| Aim |
Update the items from the first line through the line that contains "729, 653, 746]", rewriting each line with "x-tick-label" changed to "x-axis tick" and everything else left as it is.

[Dataset rows]
-------------------------

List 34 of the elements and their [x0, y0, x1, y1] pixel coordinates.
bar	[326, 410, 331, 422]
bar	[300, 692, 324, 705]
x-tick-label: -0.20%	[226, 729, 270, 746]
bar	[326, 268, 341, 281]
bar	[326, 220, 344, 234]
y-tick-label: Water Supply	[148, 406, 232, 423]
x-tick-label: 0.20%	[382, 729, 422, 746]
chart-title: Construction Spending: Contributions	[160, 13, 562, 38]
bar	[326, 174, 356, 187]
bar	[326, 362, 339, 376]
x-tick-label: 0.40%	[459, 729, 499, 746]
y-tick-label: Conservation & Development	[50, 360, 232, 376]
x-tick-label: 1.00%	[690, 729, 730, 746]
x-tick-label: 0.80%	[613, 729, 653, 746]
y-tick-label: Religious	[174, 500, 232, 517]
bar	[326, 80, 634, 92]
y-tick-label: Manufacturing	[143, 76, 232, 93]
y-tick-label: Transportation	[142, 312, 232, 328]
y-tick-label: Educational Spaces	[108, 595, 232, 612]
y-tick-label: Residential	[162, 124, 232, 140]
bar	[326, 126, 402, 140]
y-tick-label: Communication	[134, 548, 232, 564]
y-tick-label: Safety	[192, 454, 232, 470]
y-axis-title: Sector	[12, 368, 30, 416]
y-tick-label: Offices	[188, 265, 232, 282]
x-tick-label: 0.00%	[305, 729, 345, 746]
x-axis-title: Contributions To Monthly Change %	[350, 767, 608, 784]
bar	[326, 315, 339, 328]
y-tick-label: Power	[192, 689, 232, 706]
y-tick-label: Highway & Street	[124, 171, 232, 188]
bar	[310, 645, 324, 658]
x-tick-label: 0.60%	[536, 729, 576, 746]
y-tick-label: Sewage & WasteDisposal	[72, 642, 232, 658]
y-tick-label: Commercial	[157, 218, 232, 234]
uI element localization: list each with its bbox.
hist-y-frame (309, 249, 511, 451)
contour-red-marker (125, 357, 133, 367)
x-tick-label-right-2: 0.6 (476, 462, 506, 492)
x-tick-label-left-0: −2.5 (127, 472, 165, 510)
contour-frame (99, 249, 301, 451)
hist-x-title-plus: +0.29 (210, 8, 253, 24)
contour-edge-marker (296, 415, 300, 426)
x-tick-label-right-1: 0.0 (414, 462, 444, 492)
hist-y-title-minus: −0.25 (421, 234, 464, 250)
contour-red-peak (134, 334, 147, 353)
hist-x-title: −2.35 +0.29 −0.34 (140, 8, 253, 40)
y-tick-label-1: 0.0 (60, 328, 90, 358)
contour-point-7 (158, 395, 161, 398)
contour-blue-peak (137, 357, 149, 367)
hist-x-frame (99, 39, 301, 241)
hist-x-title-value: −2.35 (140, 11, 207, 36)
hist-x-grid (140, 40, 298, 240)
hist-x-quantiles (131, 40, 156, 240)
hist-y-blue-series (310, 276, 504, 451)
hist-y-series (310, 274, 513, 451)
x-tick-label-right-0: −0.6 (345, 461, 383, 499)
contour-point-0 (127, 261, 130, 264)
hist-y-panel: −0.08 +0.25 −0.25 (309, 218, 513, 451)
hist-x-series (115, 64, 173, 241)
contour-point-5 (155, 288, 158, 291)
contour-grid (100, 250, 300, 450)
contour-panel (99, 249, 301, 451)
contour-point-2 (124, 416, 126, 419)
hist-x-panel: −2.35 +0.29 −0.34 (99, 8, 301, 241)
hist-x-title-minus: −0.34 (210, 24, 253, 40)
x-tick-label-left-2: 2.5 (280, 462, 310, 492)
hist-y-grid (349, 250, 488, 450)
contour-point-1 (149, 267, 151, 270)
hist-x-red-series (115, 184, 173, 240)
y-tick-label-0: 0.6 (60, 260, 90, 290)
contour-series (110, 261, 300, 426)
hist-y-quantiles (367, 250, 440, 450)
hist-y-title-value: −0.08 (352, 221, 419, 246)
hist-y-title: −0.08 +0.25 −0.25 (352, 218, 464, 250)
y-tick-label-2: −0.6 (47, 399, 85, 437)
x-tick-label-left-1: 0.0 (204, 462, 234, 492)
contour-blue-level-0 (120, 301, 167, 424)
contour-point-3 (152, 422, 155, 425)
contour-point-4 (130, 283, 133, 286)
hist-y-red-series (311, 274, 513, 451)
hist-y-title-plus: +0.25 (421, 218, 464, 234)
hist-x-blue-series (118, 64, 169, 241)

-------------------------

| The solution |
List 34 of the elements and their [x0, y0, x1, y1] pixel coordinates.
bar	[326, 410, 331, 422]
bar	[300, 692, 324, 705]
x-axis tick: -0.20%	[226, 729, 270, 746]
bar	[326, 268, 341, 281]
bar	[326, 220, 344, 234]
y-tick-label: Water Supply	[148, 406, 232, 423]
x-axis tick: 0.20%	[382, 729, 422, 746]
chart-title: Construction Spending: Contributions	[160, 13, 562, 38]
bar	[326, 174, 356, 187]
bar	[326, 362, 339, 376]
x-axis tick: 0.40%	[459, 729, 499, 746]
y-tick-label: Conservation & Development	[50, 360, 232, 376]
x-axis tick: 1.00%	[690, 729, 730, 746]
x-axis tick: 0.80%	[613, 729, 653, 746]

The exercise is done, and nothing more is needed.